Leave out the images; return the rest of the data exactly.
#### Recorded data ####
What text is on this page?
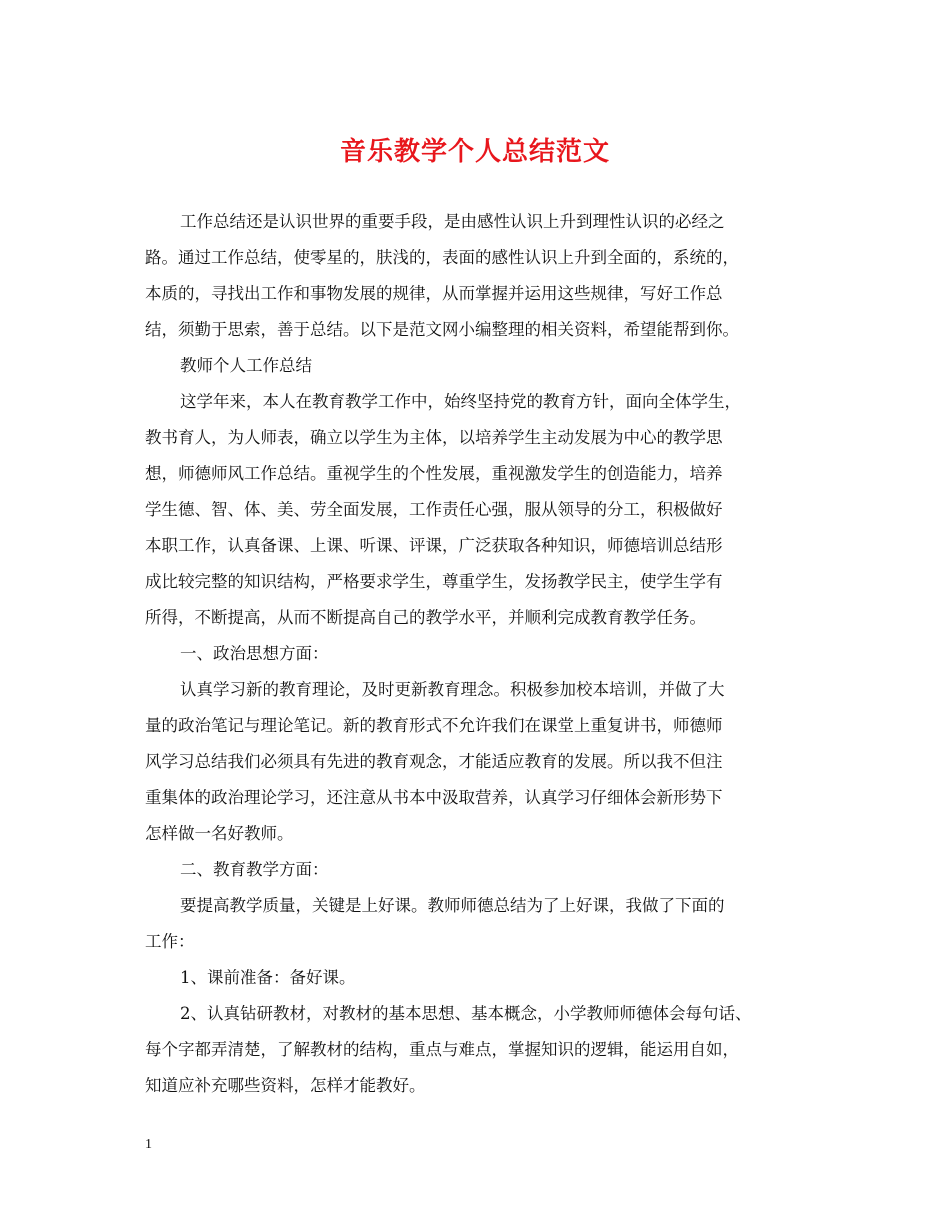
音乐教学个人总结范文
工作总结还是认识世界的重要手段，是由感性认识上升到理性认识的必经之
路。通过工作总结，使零星的，肤浅的，表面的感性认识上升到全面的，系统的，
本质的，寻找出工作和事物发展的规律，从而掌握并运用这些规律，写好工作总
结，须勤于思索，善于总结。以下是范文网小编整理的相关资料，希望能帮到你。
教师个人工作总结
这学年来，本人在教育教学工作中，始终坚持党的教育方针，面向全体学生，
教书育人，为人师表，确立以学生为主体，以培养学生主动发展为中心的教学思
想，师德师风工作总结。重视学生的个性发展，重视激发学生的创造能力，培养
学生德、智、体、美、劳全面发展，工作责任心强，服从领导的分工，积极做好
本职工作，认真备课、上课、听课、评课，广泛获取各种知识，师德培训总结形
成比较完整的知识结构，严格要求学生，尊重学生，发扬教学民主，使学生学有
所得，不断提高，从而不断提高自己的教学水平，并顺利完成教育教学任务。
一、政治思想方面：
认真学习新的教育理论，及时更新教育理念。积极参加校本培训，并做了大
量的政治笔记与理论笔记。新的教育形式不允许我们在课堂上重复讲书，师德师
风学习总结我们必须具有先进的教育观念，才能适应教育的发展。所以我不但注
重集体的政治理论学习，还注意从书本中汲取营养，认真学习仔细体会新形势下
怎样做一名好教师。
二、教育教学方面：
要提高教学质量，关键是上好课。教师师德总结为了上好课，我做了下面的
工作：
1、课前准备：备好课。
2、认真钻研教材，对教材的基本思想、基本概念，小学教师师德体会每句话、
每个字都弄清楚，了解教材的结构，重点与难点，掌握知识的逻辑，能运用自如，
知道应补充哪些资料，怎样才能教好。
1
####
## Exercise response
What text is on this page?
音乐教学个人总结范文
工作总结还是认识世界的重要手段，是由感性认识上升到理性认识的必经之
路。通过工作总结，使零星的，肤浅的，表面的感性认识上升到全面的，系统的，
本质的，寻找出工作和事物发展的规律，从而掌握并运用这些规律，写好工作总
结，须勤于思索，善于总结。以下是范文网小编整理的相关资料，希望能帮到你。
教师个人工作总结
这学年来，本人在教育教学工作中，始终坚持党的教育方针，面向全体学生，
教书育人，为人师表，确立以学生为主体，以培养学生主动发展为中心的教学思
想，师德师风工作总结。重视学生的个性发展，重视激发学生的创造能力，培养
学生德、智、体、美、劳全面发展，工作责任心强，服从领导的分工，积极做好
本职工作，认真备课、上课、听课、评课，广泛获取各种知识，师德培训总结形
成比较完整的知识结构，严格要求学生，尊重学生，发扬教学民主，使学生学有
所得，不断提高，从而不断提高自己的教学水平，并顺利完成教育教学任务。
一、政治思想方面：
认真学习新的教育理论，及时更新教育理念。积极参加校本培训，并做了大
量的政治笔记与理论笔记。新的教育形式不允许我们在课堂上重复讲书，师德师
风学习总结我们必须具有先进的教育观念，才能适应教育的发展。所以我不但注
重集体的政治理论学习，还注意从书本中汲取营养，认真学习仔细体会新形势下
怎样做一名好教师。
二、教育教学方面：
要提高教学质量，关键是上好课。教师师德总结为了上好课，我做了下面的
工作：
1、课前准备：备好课。
2、认真钻研教材，对教材的基本思想、基本概念，小学教师师德体会每句话、
每个字都弄清楚，了解教材的结构，重点与难点，掌握知识的逻辑，能运用自如，
知道应补充哪些资料，怎样才能教好。
1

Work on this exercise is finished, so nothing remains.